Extracted records:
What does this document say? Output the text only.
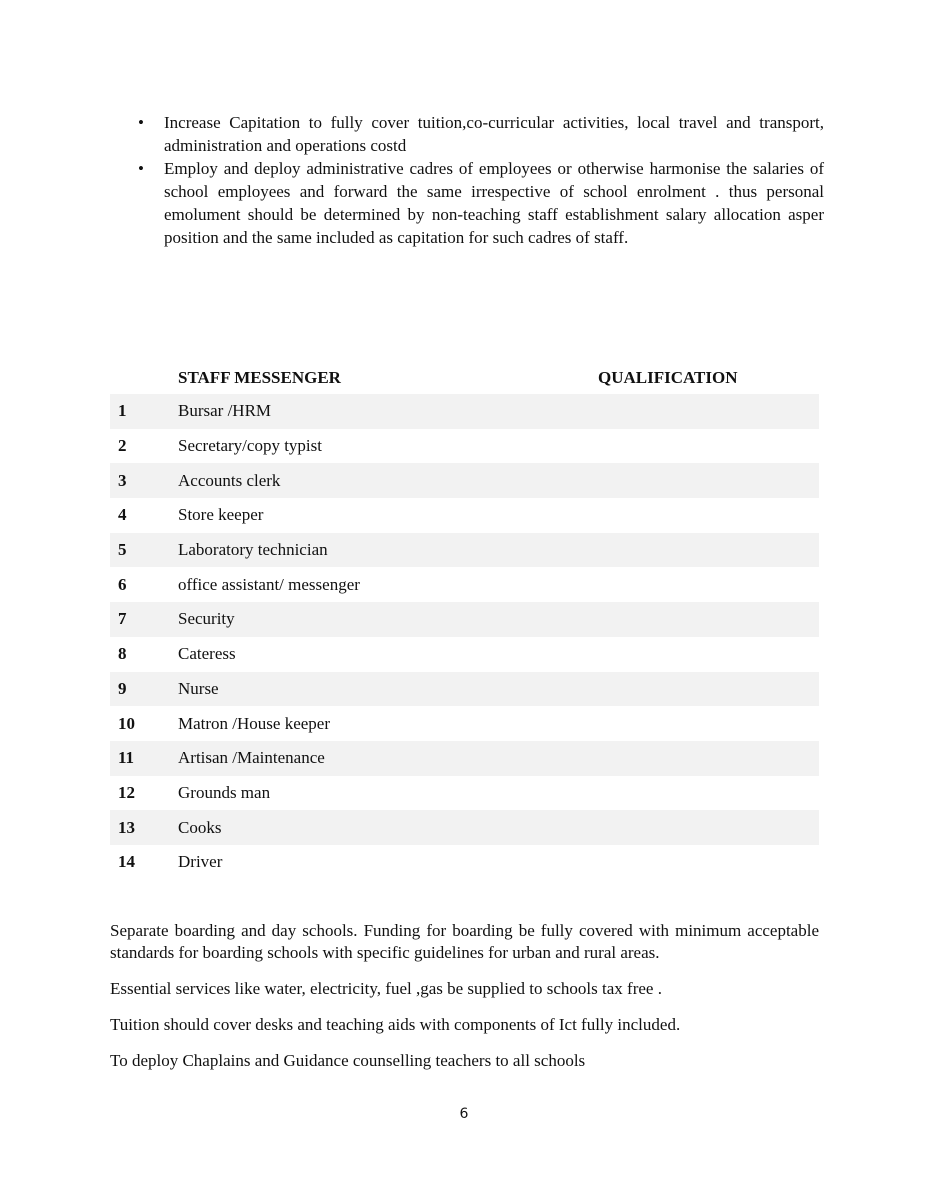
• Increase Capitation to fully cover tuition,co-curricular activities, local travel and transport, administration and operations costd
• Employ and deploy administrative cadres of employees or otherwise harmonise the salaries of school employees and forward the same irrespective of school enrolment . thus personal emolument should be determined by non-teaching staff establishment salary allocation asper position and the same included as capitation for such cadres of staff.
	STAFF MESSENGER	QUALIFICATION
1	Bursar /HRM	
2	Secretary/copy typist	
3	Accounts clerk	
4	Store keeper	
5	Laboratory technician	
6	office assistant/ messenger	
7	Security	
8	Cateress	
9	Nurse	
10	Matron /House keeper	
11	Artisan /Maintenance	
12	Grounds man	
13	Cooks	
14	Driver	

Separate boarding and day schools. Funding for boarding be fully covered with minimum acceptable standards for boarding schools with specific guidelines for urban and rural areas.

Essential services like water, electricity, fuel ,gas be supplied to schools tax free .

Tuition should cover desks and teaching aids with components of Ict fully included.

To deploy Chaplains and Guidance counselling teachers to all schools

6
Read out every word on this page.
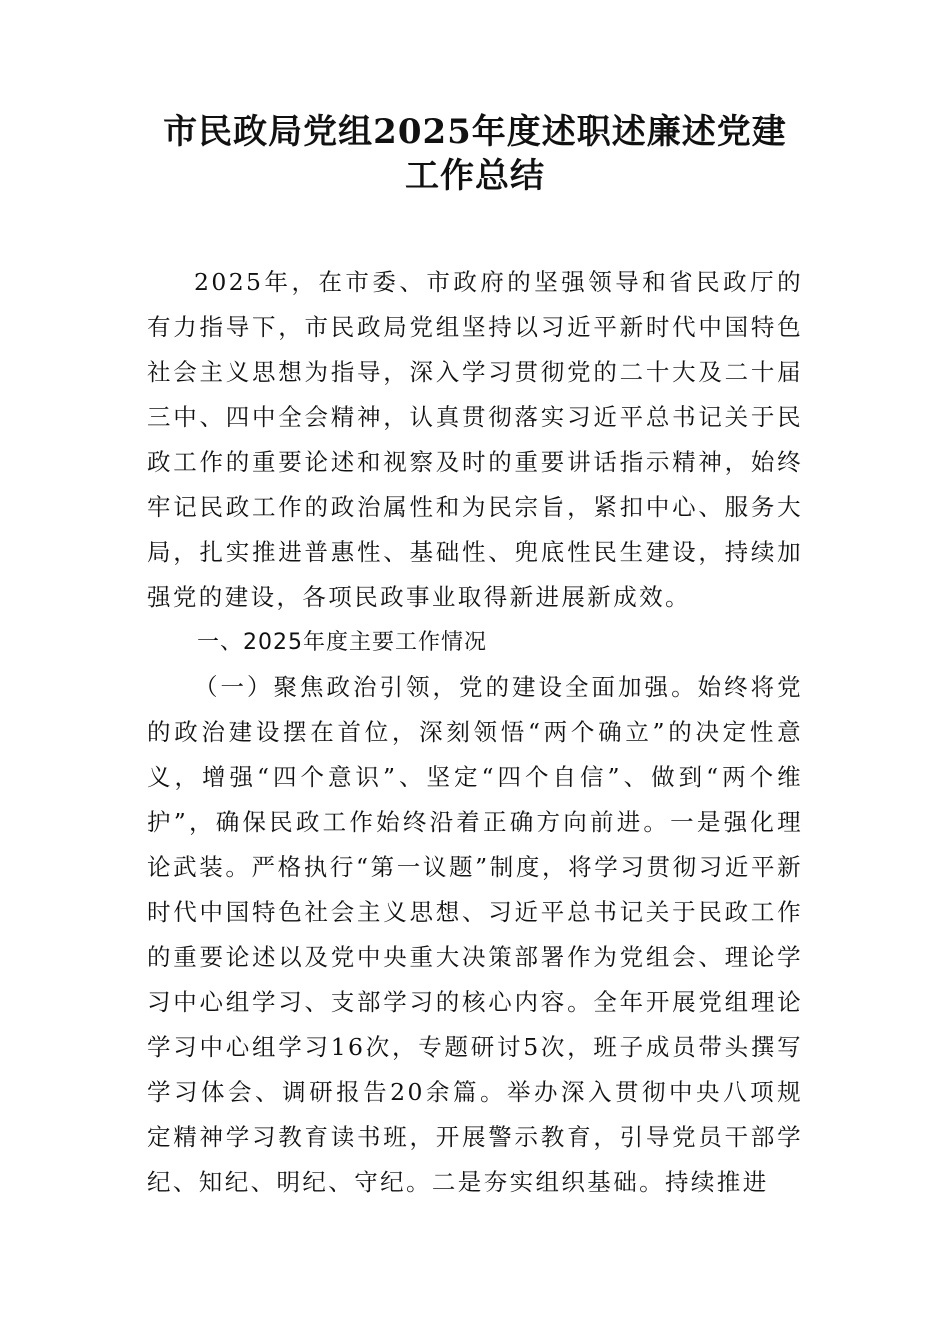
市民政局党组2025年度述职述廉述党建工作总结

2025年，在市委、市政府的坚强领导和省民政厅的有力指导下，市民政局党组坚持以习近平新时代中国特色社会主义思想为指导，深入学习贯彻党的二十大及二十届三中、四中全会精神，认真贯彻落实习近平总书记关于民政工作的重要论述和视察及时的重要讲话指示精神，始终牢记民政工作的政治属性和为民宗旨，紧扣中心、服务大局，扎实推进普惠性、基础性、兜底性民生建设，持续加强党的建设，各项民政事业取得新进展新成效。

一、2025年度主要工作情况

（一）聚焦政治引领，党的建设全面加强。始终将党的政治建设摆在首位，深刻领悟“两个确立”的决定性意义，增强“四个意识”、坚定“四个自信”、做到“两个维护”，确保民政工作始终沿着正确方向前进。一是强化理论武装。严格执行“第一议题”制度，将学习贯彻习近平新时代中国特色社会主义思想、习近平总书记关于民政工作的重要论述以及党中央重大决策部署作为党组会、理论学习中心组学习、支部学习的核心内容。全年开展党组理论学习中心组学习16次，专题研讨5次，班子成员带头撰写学习体会、调研报告20余篇。举办深入贯彻中央八项规定精神学习教育读书班，开展警示教育，引导党员干部学纪、知纪、明纪、守纪。二是夯实组织基础。持续推进
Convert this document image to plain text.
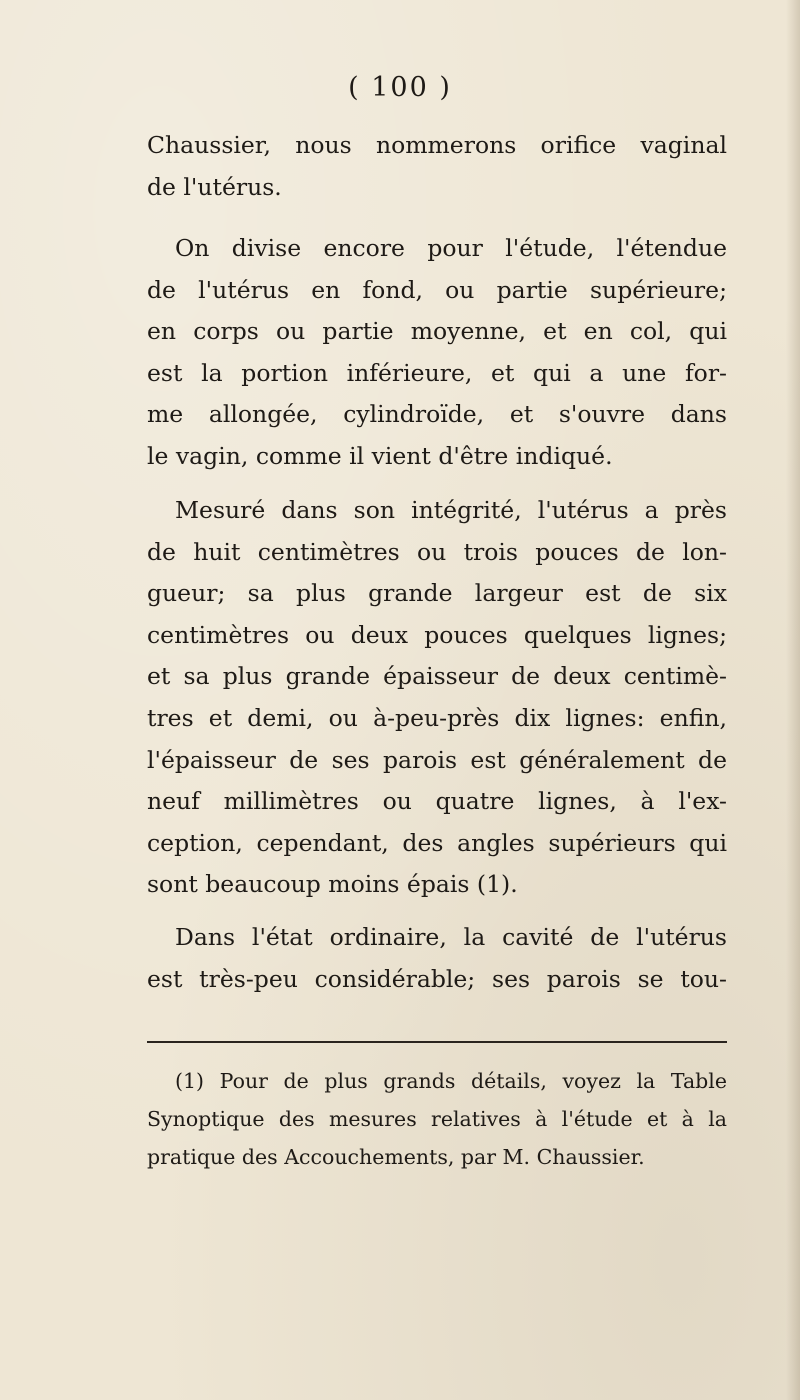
( 100 )
Chaussier, nous nommerons orifice vaginal
de l'utérus.
On divise encore pour l'étude, l'étendue
de l'utérus en fond, ou partie supérieure;
en corps ou partie moyenne, et en col, qui
est la portion inférieure, et qui a une for-
me allongée, cylindroïde, et s'ouvre dans
le vagin, comme il vient d'être indiqué.
Mesuré dans son intégrité, l'utérus a près
de huit centimètres ou trois pouces de lon-
gueur; sa plus grande largeur est de six
centimètres ou deux pouces quelques lignes;
et sa plus grande épaisseur de deux centimè-
tres et demi, ou à-peu-près dix lignes: enfin,
l'épaisseur de ses parois est généralement de
neuf millimètres ou quatre lignes, à l'ex-
ception, cependant, des angles supérieurs qui
sont beaucoup moins épais (1).
Dans l'état ordinaire, la cavité de l'utérus
est très-peu considérable; ses parois se tou-
(1) Pour de plus grands détails, voyez la Table
Synoptique des mesures relatives à l'étude et à la
pratique des Accouchements, par M. Chaussier.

GIVEN PROBLEM ▸
Look over the listing above. Pick out and copy every line that includes "pouces".

WRITTEN ANSWER ▸
de huit centimètres ou trois pouces de lon-
centimètres ou deux pouces quelques lignes;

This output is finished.